[begin Material provided]

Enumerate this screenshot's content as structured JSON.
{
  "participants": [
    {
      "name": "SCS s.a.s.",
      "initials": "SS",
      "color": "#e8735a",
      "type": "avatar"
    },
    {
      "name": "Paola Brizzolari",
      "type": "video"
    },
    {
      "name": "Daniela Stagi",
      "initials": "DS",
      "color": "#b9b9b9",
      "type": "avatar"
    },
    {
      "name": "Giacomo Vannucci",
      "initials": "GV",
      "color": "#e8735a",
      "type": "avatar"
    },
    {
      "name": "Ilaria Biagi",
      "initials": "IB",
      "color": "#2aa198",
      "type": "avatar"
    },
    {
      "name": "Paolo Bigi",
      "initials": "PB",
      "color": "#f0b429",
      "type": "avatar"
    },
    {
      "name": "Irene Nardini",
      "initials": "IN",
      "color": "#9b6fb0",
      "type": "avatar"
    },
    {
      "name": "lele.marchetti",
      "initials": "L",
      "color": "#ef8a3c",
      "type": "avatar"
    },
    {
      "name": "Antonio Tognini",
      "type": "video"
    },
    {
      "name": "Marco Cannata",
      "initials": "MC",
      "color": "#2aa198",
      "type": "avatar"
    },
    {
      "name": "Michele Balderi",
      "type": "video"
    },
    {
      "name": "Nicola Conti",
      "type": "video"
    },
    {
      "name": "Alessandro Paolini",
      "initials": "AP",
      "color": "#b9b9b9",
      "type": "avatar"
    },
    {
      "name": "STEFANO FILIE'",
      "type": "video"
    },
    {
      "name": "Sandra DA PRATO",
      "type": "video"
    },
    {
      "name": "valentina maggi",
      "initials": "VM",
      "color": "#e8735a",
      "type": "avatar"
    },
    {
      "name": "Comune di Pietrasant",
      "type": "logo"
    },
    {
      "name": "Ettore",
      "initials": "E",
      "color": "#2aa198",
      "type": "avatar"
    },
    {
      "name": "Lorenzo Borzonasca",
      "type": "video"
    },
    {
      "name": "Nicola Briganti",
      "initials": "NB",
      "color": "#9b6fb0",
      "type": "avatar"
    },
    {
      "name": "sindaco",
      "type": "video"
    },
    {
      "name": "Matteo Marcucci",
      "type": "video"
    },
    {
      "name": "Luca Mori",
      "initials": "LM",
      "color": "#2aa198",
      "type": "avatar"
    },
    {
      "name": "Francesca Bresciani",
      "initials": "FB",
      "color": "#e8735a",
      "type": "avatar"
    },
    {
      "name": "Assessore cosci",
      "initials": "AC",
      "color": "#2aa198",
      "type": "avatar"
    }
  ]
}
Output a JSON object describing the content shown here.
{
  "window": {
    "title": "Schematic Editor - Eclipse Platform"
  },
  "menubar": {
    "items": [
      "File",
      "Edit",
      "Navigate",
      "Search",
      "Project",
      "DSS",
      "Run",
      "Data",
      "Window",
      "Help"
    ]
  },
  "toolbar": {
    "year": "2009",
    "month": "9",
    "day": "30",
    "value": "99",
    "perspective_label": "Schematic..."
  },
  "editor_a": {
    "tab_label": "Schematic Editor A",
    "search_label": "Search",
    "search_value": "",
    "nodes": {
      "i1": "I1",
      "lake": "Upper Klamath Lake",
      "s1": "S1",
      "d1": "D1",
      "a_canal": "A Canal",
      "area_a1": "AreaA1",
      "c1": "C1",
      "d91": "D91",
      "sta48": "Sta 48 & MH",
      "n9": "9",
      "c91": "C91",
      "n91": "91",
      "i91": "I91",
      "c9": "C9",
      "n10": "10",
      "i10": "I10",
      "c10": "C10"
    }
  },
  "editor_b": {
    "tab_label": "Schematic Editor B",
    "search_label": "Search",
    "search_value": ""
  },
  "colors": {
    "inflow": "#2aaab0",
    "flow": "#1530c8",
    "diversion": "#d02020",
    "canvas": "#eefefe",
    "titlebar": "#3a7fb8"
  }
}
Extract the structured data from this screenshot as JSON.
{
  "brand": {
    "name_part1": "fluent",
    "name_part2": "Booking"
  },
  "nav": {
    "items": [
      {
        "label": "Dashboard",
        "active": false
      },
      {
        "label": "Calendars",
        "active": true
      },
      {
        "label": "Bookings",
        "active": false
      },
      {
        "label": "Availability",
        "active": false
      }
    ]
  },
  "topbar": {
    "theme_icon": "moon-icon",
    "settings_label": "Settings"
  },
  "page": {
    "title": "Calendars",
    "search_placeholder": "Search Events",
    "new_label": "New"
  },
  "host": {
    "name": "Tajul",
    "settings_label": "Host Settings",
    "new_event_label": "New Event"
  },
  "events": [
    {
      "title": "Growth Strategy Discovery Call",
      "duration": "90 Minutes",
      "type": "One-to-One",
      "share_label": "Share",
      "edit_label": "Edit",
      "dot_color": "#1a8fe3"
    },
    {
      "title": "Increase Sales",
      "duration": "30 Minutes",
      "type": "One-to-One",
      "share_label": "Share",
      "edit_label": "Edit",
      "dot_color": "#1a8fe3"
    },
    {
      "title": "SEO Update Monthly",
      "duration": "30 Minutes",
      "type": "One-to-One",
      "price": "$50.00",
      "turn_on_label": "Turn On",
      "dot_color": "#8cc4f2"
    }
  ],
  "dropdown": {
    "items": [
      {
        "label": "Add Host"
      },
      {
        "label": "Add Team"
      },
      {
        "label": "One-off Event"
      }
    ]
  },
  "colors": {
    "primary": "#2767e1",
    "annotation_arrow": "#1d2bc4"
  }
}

[end Material provided]

- What the exercise asks -
Print every entry exactly as it appears.

- Complete response -
Enumerate this screenshot's content as structured JSON.
{
  "participants": [
    {
      "name": "SCS s.a.s.",
      "initials": "SS",
      "color": "#e8735a",
      "type": "avatar"
    },
    {
      "name": "Paola Brizzolari",
      "type": "video"
    },
    {
      "name": "Daniela Stagi",
      "initials": "DS",
      "color": "#b9b9b9",
      "type": "avatar"
    },
    {
      "name": "Giacomo Vannucci",
      "initials": "GV",
      "color": "#e8735a",
      "type": "avatar"
    },
    {
      "name": "Ilaria Biagi",
      "initials": "IB",
      "color": "#2aa198",
      "type": "avatar"
    },
    {
      "name": "Paolo Bigi",
      "initials": "PB",
      "color": "#f0b429",
      "type": "avatar"
    },
    {
      "name": "Irene Nardini",
      "initials": "IN",
      "color": "#9b6fb0",
      "type": "avatar"
    },
    {
      "name": "lele.marchetti",
      "initials": "L",
      "color": "#ef8a3c",
      "type": "avatar"
    },
    {
      "name": "Antonio Tognini",
      "type": "video"
    },
    {
      "name": "Marco Cannata",
      "initials": "MC",
      "color": "#2aa198",
      "type": "avatar"
    },
    {
      "name": "Michele Balderi",
      "type": "video"
    },
    {
      "name": "Nicola Conti",
      "type": "video"
    },
    {
      "name": "Alessandro Paolini",
      "initials": "AP",
      "color": "#b9b9b9",
      "type": "avatar"
    },
    {
      "name": "STEFANO FILIE'",
      "type": "video"
    },
    {
      "name": "Sandra DA PRATO",
      "type": "video"
    },
    {
      "name": "valentina maggi",
      "initials": "VM",
      "color": "#e8735a",
      "type": "avatar"
    },
    {
      "name": "Comune di Pietrasant",
      "type": "logo"
    },
    {
      "name": "Ettore",
      "initials": "E",
      "color": "#2aa198",
      "type": "avatar"
    },
    {
      "name": "Lorenzo Borzonasca",
      "type": "video"
    },
    {
      "name": "Nicola Briganti",
      "initials": "NB",
      "color": "#9b6fb0",
      "type": "avatar"
    },
    {
      "name": "sindaco",
      "type": "video"
    },
    {
      "name": "Matteo Marcucci",
      "type": "video"
    },
    {
      "name": "Luca Mori",
      "initials": "LM",
      "color": "#2aa198",
      "type": "avatar"
    },
    {
      "name": "Francesca Bresciani",
      "initials": "FB",
      "color": "#e8735a",
      "type": "avatar"
    },
    {
      "name": "Assessore cosci",
      "initials": "AC",
      "color": "#2aa198",
      "type": "avatar"
    }
  ]
}
Output a JSON object describing the content shown here.
{
  "window": {
    "title": "Schematic Editor - Eclipse Platform"
  },
  "menubar": {
    "items": [
      "File",
      "Edit",
      "Navigate",
      "Search",
      "Project",
      "DSS",
      "Run",
      "Data",
      "Window",
      "Help"
    ]
  },
  "toolbar": {
    "year": "2009",
    "month": "9",
    "day": "30",
    "value": "99",
    "perspective_label": "Schematic..."
  },
  "editor_a": {
    "tab_label": "Schematic Editor A",
    "search_label": "Search",
    "search_value": "",
    "nodes": {
      "i1": "I1",
      "lake": "Upper Klamath Lake",
      "s1": "S1",
      "d1": "D1",
      "a_canal": "A Canal",
      "area_a1": "AreaA1",
      "c1": "C1",
      "d91": "D91",
      "sta48": "Sta 48 & MH",
      "n9": "9",
      "c91": "C91",
      "n91": "91",
      "i91": "I91",
      "c9": "C9",
      "n10": "10",
      "i10": "I10",
      "c10": "C10"
    }
  },
  "editor_b": {
    "tab_label": "Schematic Editor B",
    "search_label": "Search",
    "search_value": ""
  },
  "colors": {
    "inflow": "#2aaab0",
    "flow": "#1530c8",
    "diversion": "#d02020",
    "canvas": "#eefefe",
    "titlebar": "#3a7fb8"
  }
}
Extract the structured data from this screenshot as JSON.
{
  "brand": {
    "name_part1": "fluent",
    "name_part2": "Booking"
  },
  "nav": {
    "items": [
      {
        "label": "Dashboard",
        "active": false
      },
      {
        "label": "Calendars",
        "active": true
      },
      {
        "label": "Bookings",
        "active": false
      },
      {
        "label": "Availability",
        "active": false
      }
    ]
  },
  "topbar": {
    "theme_icon": "moon-icon",
    "settings_label": "Settings"
  },
  "page": {
    "title": "Calendars",
    "search_placeholder": "Search Events",
    "new_label": "New"
  },
  "host": {
    "name": "Tajul",
    "settings_label": "Host Settings",
    "new_event_label": "New Event"
  },
  "events": [
    {
      "title": "Growth Strategy Discovery Call",
      "duration": "90 Minutes",
      "type": "One-to-One",
      "share_label": "Share",
      "edit_label": "Edit",
      "dot_color": "#1a8fe3"
    },
    {
      "title": "Increase Sales",
      "duration": "30 Minutes",
      "type": "One-to-One",
      "share_label": "Share",
      "edit_label": "Edit",
      "dot_color": "#1a8fe3"
    },
    {
      "title": "SEO Update Monthly",
      "duration": "30 Minutes",
      "type": "One-to-One",
      "price": "$50.00",
      "turn_on_label": "Turn On",
      "dot_color": "#8cc4f2"
    }
  ],
  "dropdown": {
    "items": [
      {
        "label": "Add Host"
      },
      {
        "label": "Add Team"
      },
      {
        "label": "One-off Event"
      }
    ]
  },
  "colors": {
    "primary": "#2767e1",
    "annotation_arrow": "#1d2bc4"
  }
}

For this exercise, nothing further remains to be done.